DIRECTION:
Repeat the records in full and exactly, omitting pictures.

::::::::

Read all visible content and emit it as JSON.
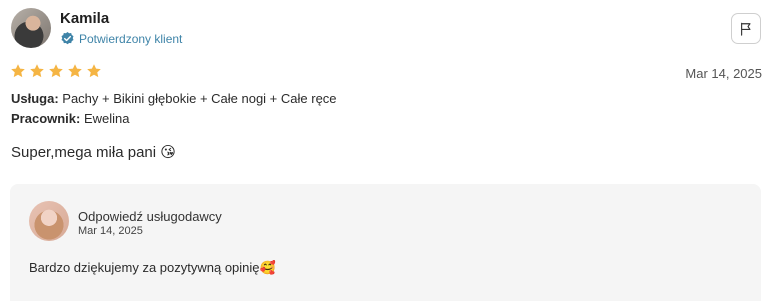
{
  "review": {
    "reviewer_name": "Kamila",
    "verified_label": "Potwierdzony klient",
    "rating": 5,
    "rating_max": 5,
    "date": "Mar 14, 2025",
    "service_label": "Usługa:",
    "service_value": " Pachy + Bikini głębokie + Całe nogi + Całe ręce",
    "employee_label": "Pracownik:",
    "employee_value": " Ewelina",
    "text": "Super,mega miła pani 😘"
  },
  "reply": {
    "title": "Odpowiedź usługodawcy",
    "date": "Mar 14, 2025",
    "text": "Bardzo dziękujemy za pozytywną opinię🥰"
  },
  "icons": {
    "verified": "verified-badge-icon",
    "flag": "flag-icon",
    "star": "star-icon"
  },
  "colors": {
    "star": "#f5b544",
    "verified": "#3f84a8",
    "reply_background": "#f5f5f5"
  }
}
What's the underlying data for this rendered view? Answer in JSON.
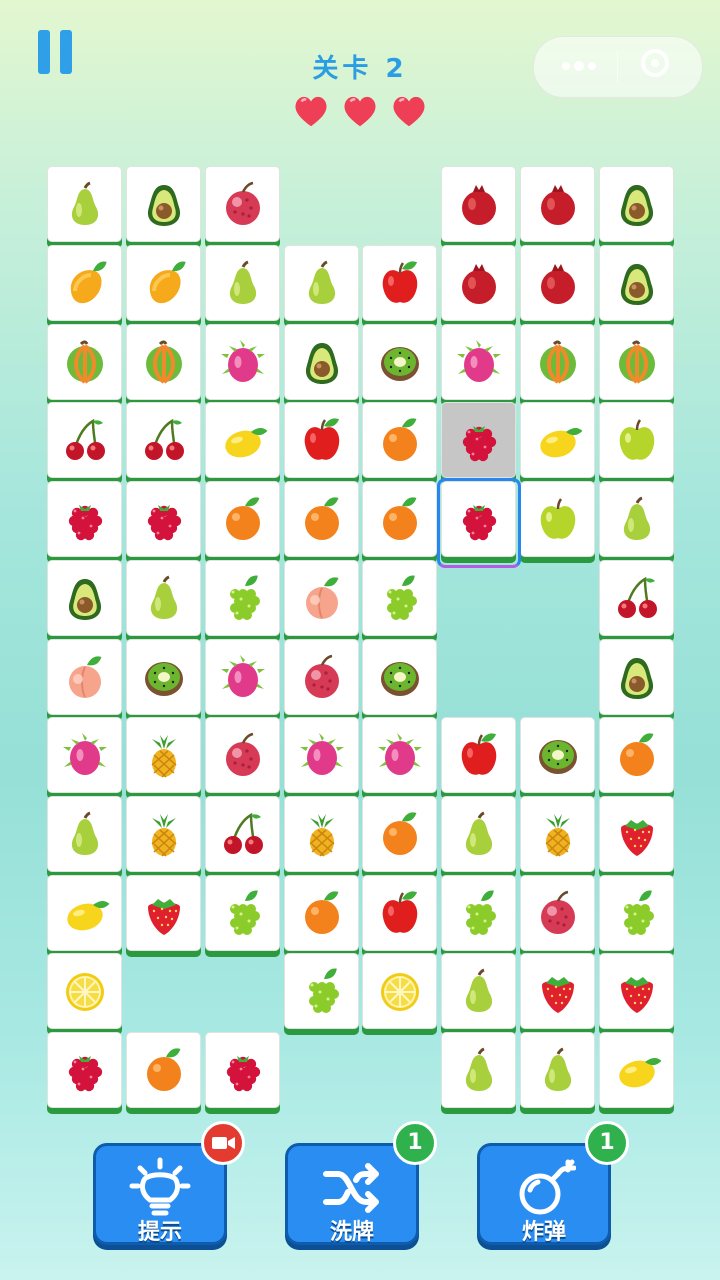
{
  "header": {
    "level_text": "关卡 2",
    "lives": 3,
    "heart_color": "#ef3f56"
  },
  "tile_style": {
    "face": "#ffffff",
    "edge": "#2b9a3f",
    "dim": "#c6c6c6"
  },
  "board": {
    "rows": [
      [
        "pear",
        "avocado",
        "lychee",
        null,
        null,
        "pomegranate",
        "pomegranate",
        "avocado"
      ],
      [
        "mango",
        "mango",
        "pear",
        "pear",
        "apple",
        "pomegranate",
        "pomegranate",
        "avocado"
      ],
      [
        "melon",
        "melon",
        "dragonfruit",
        "avocado",
        "kiwi",
        "dragonfruit",
        "melon",
        "melon"
      ],
      [
        "cherry",
        "cherry",
        "lemon",
        "apple",
        "orange",
        "raspberry",
        "lemon",
        "green-apple"
      ],
      [
        "raspberry",
        "raspberry",
        "orange",
        "orange",
        "orange",
        "raspberry",
        "green-apple",
        "pear"
      ],
      [
        "avocado",
        "pear",
        "grapes",
        "peach",
        "grapes",
        null,
        null,
        "cherry"
      ],
      [
        "peach",
        "kiwi",
        "dragonfruit",
        "lychee",
        "kiwi",
        null,
        null,
        "avocado"
      ],
      [
        "dragonfruit",
        "pineapple",
        "lychee",
        "dragonfruit",
        "dragonfruit",
        "apple",
        "kiwi",
        "orange"
      ],
      [
        "pear",
        "pineapple",
        "cherry",
        "pineapple",
        "orange",
        "pear",
        "pineapple",
        "strawberry"
      ],
      [
        "lemon",
        "strawberry",
        "grapes",
        "orange",
        "apple",
        "grapes",
        "lychee",
        "grapes"
      ],
      [
        "lemon-slice",
        null,
        null,
        "grapes",
        "lemon-slice",
        "pear",
        "strawberry",
        "strawberry"
      ],
      [
        "raspberry",
        "orange",
        "raspberry",
        null,
        null,
        "pear",
        "pear",
        "lemon"
      ]
    ],
    "dimmed_tile": [
      3,
      5
    ],
    "selected_tile": [
      4,
      5
    ],
    "selection_colors": [
      "#2a86ef",
      "#b35ce6"
    ]
  },
  "powerups": [
    {
      "name": "hint",
      "label": "提示",
      "icon": "lightbulb-icon",
      "badge_type": "video",
      "badge_text": ""
    },
    {
      "name": "shuffle",
      "label": "洗牌",
      "icon": "shuffle-icon",
      "badge_type": "count",
      "badge_text": "1"
    },
    {
      "name": "bomb",
      "label": "炸弹",
      "icon": "bomb-icon",
      "badge_type": "count",
      "badge_text": "1"
    }
  ],
  "button_color": "#2a8df2",
  "badge_color": "#2fb24e"
}
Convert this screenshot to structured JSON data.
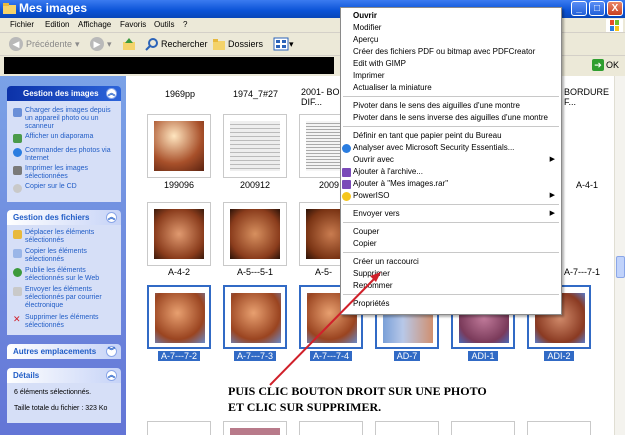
{
  "window": {
    "title": "Mes images",
    "min_label": "_",
    "max_label": "□",
    "close_label": "X"
  },
  "menu": [
    "Fichier",
    "Edition",
    "Affichage",
    "Favoris",
    "Outils",
    "?"
  ],
  "toolbar": {
    "back": "Précédente",
    "search": "Rechercher",
    "folders": "Dossiers"
  },
  "address": {
    "go": "OK"
  },
  "taskpane": {
    "images": {
      "title": "Gestion des images",
      "items": [
        "Charger des images depuis un appareil photo ou un scanneur",
        "Afficher un diaporama",
        "Commander des photos via Internet",
        "Imprimer les images sélectionnées",
        "Copier sur le CD"
      ]
    },
    "files": {
      "title": "Gestion des fichiers",
      "items": [
        "Déplacer les éléments sélectionnés",
        "Copier les éléments sélectionnés",
        "Publie les éléments sélectionnés sur le Web",
        "Envoyer les éléments sélectionnés par courrier électronique",
        "Supprimer les éléments sélectionnés"
      ]
    },
    "other": {
      "title": "Autres emplacements"
    },
    "details": {
      "title": "Détails",
      "count": "6 éléments sélectionnés.",
      "size": "Taille totale du fichier : 323 Ko"
    }
  },
  "content": {
    "top_labels": [
      "1969pp",
      "1974_7#27",
      "2001- BO DIF...",
      "BORDURE F..."
    ],
    "row2": [
      "199096",
      "200912",
      "2009"
    ],
    "row2_right": "A-4-1",
    "row3": [
      "A-4-2",
      "A-5---5-1",
      "A-5-"
    ],
    "row3_right": "A-7---7-1",
    "row4": [
      "A-7---7-2",
      "A-7---7-3",
      "A-7---7-4",
      "AD-7",
      "ADI-1",
      "ADI-2"
    ],
    "instruction_1": "PUIS CLIC BOUTON DROIT SUR UNE PHOTO",
    "instruction_2": "ET CLIC SUR SUPPRIMER."
  },
  "context_menu": {
    "open": "Ouvrir",
    "edit": "Modifier",
    "preview": "Aperçu",
    "pdf": "Créer des fichiers PDF ou bitmap avec PDFCreator",
    "gimp": "Edit with GIMP",
    "print": "Imprimer",
    "thumb": "Actualiser la miniature",
    "rot_cw": "Pivoter dans le sens des aiguilles d'une montre",
    "rot_ccw": "Pivoter dans le sens inverse des aiguilles d'une montre",
    "wallpaper": "Définir en tant que papier peint du Bureau",
    "mse": "Analyser avec Microsoft Security Essentials...",
    "open_with": "Ouvrir avec",
    "add_archive": "Ajouter à l'archive...",
    "add_rar": "Ajouter à \"Mes images.rar\"",
    "poweriso": "PowerISO",
    "send_to": "Envoyer vers",
    "cut": "Couper",
    "copy": "Copier",
    "shortcut": "Créer un raccourci",
    "delete": "Supprimer",
    "rename": "Renommer",
    "properties": "Propriétés"
  },
  "colors": {
    "selection": "#316ac5",
    "arrow": "#d0202a",
    "taskpane_link": "#215dc6"
  }
}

::::::::

FINAL ANSWER:
Read all visible content and emit it as JSON.
{
  "review": {
    "reviewer_name": "Kamila",
    "verified_label": "Potwierdzony klient",
    "rating": 5,
    "rating_max": 5,
    "date": "Mar 14, 2025",
    "service_label": "Usługa:",
    "service_value": " Pachy + Bikini głębokie + Całe nogi + Całe ręce",
    "employee_label": "Pracownik:",
    "employee_value": " Ewelina",
    "text": "Super,mega miła pani 😘"
  },
  "reply": {
    "title": "Odpowiedź usługodawcy",
    "date": "Mar 14, 2025",
    "text": "Bardzo dziękujemy za pozytywną opinię🥰"
  },
  "icons": {
    "verified": "verified-badge-icon",
    "flag": "flag-icon",
    "star": "star-icon"
  },
  "colors": {
    "star": "#f5b544",
    "verified": "#3f84a8",
    "reply_background": "#f5f5f5"
  }
}
What's the underlying data for this rendered view? Answer in JSON.
{
  "header": {
    "level_text": "关卡 2",
    "lives": 3,
    "heart_color": "#ef3f56"
  },
  "tile_style": {
    "face": "#ffffff",
    "edge": "#2b9a3f",
    "dim": "#c6c6c6"
  },
  "board": {
    "rows": [
      [
        "pear",
        "avocado",
        "lychee",
        null,
        null,
        "pomegranate",
        "pomegranate",
        "avocado"
      ],
      [
        "mango",
        "mango",
        "pear",
        "pear",
        "apple",
        "pomegranate",
        "pomegranate",
        "avocado"
      ],
      [
        "melon",
        "melon",
        "dragonfruit",
        "avocado",
        "kiwi",
        "dragonfruit",
        "melon",
        "melon"
      ],
      [
        "cherry",
        "cherry",
        "lemon",
        "apple",
        "orange",
        "raspberry",
        "lemon",
        "green-apple"
      ],
      [
        "raspberry",
        "raspberry",
        "orange",
        "orange",
        "orange",
        "raspberry",
        "green-apple",
        "pear"
      ],
      [
        "avocado",
        "pear",
        "grapes",
        "peach",
        "grapes",
        null,
        null,
        "cherry"
      ],
      [
        "peach",
        "kiwi",
        "dragonfruit",
        "lychee",
        "kiwi",
        null,
        null,
        "avocado"
      ],
      [
        "dragonfruit",
        "pineapple",
        "lychee",
        "dragonfruit",
        "dragonfruit",
        "apple",
        "kiwi",
        "orange"
      ],
      [
        "pear",
        "pineapple",
        "cherry",
        "pineapple",
        "orange",
        "pear",
        "pineapple",
        "strawberry"
      ],
      [
        "lemon",
        "strawberry",
        "grapes",
        "orange",
        "apple",
        "grapes",
        "lychee",
        "grapes"
      ],
      [
        "lemon-slice",
        null,
        null,
        "grapes",
        "lemon-slice",
        "pear",
        "strawberry",
        "strawberry"
      ],
      [
        "raspberry",
        "orange",
        "raspberry",
        null,
        null,
        "pear",
        "pear",
        "lemon"
      ]
    ],
    "dimmed_tile": [
      3,
      5
    ],
    "selected_tile": [
      4,
      5
    ],
    "selection_colors": [
      "#2a86ef",
      "#b35ce6"
    ]
  },
  "powerups": [
    {
      "name": "hint",
      "label": "提示",
      "icon": "lightbulb-icon",
      "badge_type": "video",
      "badge_text": ""
    },
    {
      "name": "shuffle",
      "label": "洗牌",
      "icon": "shuffle-icon",
      "badge_type": "count",
      "badge_text": "1"
    },
    {
      "name": "bomb",
      "label": "炸弹",
      "icon": "bomb-icon",
      "badge_type": "count",
      "badge_text": "1"
    }
  ],
  "button_color": "#2a8df2",
  "badge_color": "#2fb24e"
}
Convert this screenshot to structured JSON data.
{
  "window": {
    "title": "Mes images",
    "min_label": "_",
    "max_label": "□",
    "close_label": "X"
  },
  "menu": [
    "Fichier",
    "Edition",
    "Affichage",
    "Favoris",
    "Outils",
    "?"
  ],
  "toolbar": {
    "back": "Précédente",
    "search": "Rechercher",
    "folders": "Dossiers"
  },
  "address": {
    "go": "OK"
  },
  "taskpane": {
    "images": {
      "title": "Gestion des images",
      "items": [
        "Charger des images depuis un appareil photo ou un scanneur",
        "Afficher un diaporama",
        "Commander des photos via Internet",
        "Imprimer les images sélectionnées",
        "Copier sur le CD"
      ]
    },
    "files": {
      "title": "Gestion des fichiers",
      "items": [
        "Déplacer les éléments sélectionnés",
        "Copier les éléments sélectionnés",
        "Publie les éléments sélectionnés sur le Web",
        "Envoyer les éléments sélectionnés par courrier électronique",
        "Supprimer les éléments sélectionnés"
      ]
    },
    "other": {
      "title": "Autres emplacements"
    },
    "details": {
      "title": "Détails",
      "count": "6 éléments sélectionnés.",
      "size": "Taille totale du fichier : 323 Ko"
    }
  },
  "content": {
    "top_labels": [
      "1969pp",
      "1974_7#27",
      "2001- BO DIF...",
      "BORDURE F..."
    ],
    "row2": [
      "199096",
      "200912",
      "2009"
    ],
    "row2_right": "A-4-1",
    "row3": [
      "A-4-2",
      "A-5---5-1",
      "A-5-"
    ],
    "row3_right": "A-7---7-1",
    "row4": [
      "A-7---7-2",
      "A-7---7-3",
      "A-7---7-4",
      "AD-7",
      "ADI-1",
      "ADI-2"
    ],
    "instruction_1": "PUIS CLIC BOUTON DROIT SUR UNE PHOTO",
    "instruction_2": "ET CLIC SUR SUPPRIMER."
  },
  "context_menu": {
    "open": "Ouvrir",
    "edit": "Modifier",
    "preview": "Aperçu",
    "pdf": "Créer des fichiers PDF ou bitmap avec PDFCreator",
    "gimp": "Edit with GIMP",
    "print": "Imprimer",
    "thumb": "Actualiser la miniature",
    "rot_cw": "Pivoter dans le sens des aiguilles d'une montre",
    "rot_ccw": "Pivoter dans le sens inverse des aiguilles d'une montre",
    "wallpaper": "Définir en tant que papier peint du Bureau",
    "mse": "Analyser avec Microsoft Security Essentials...",
    "open_with": "Ouvrir avec",
    "add_archive": "Ajouter à l'archive...",
    "add_rar": "Ajouter à \"Mes images.rar\"",
    "poweriso": "PowerISO",
    "send_to": "Envoyer vers",
    "cut": "Couper",
    "copy": "Copier",
    "shortcut": "Créer un raccourci",
    "delete": "Supprimer",
    "rename": "Renommer",
    "properties": "Propriétés"
  },
  "colors": {
    "selection": "#316ac5",
    "arrow": "#d0202a",
    "taskpane_link": "#215dc6"
  }
}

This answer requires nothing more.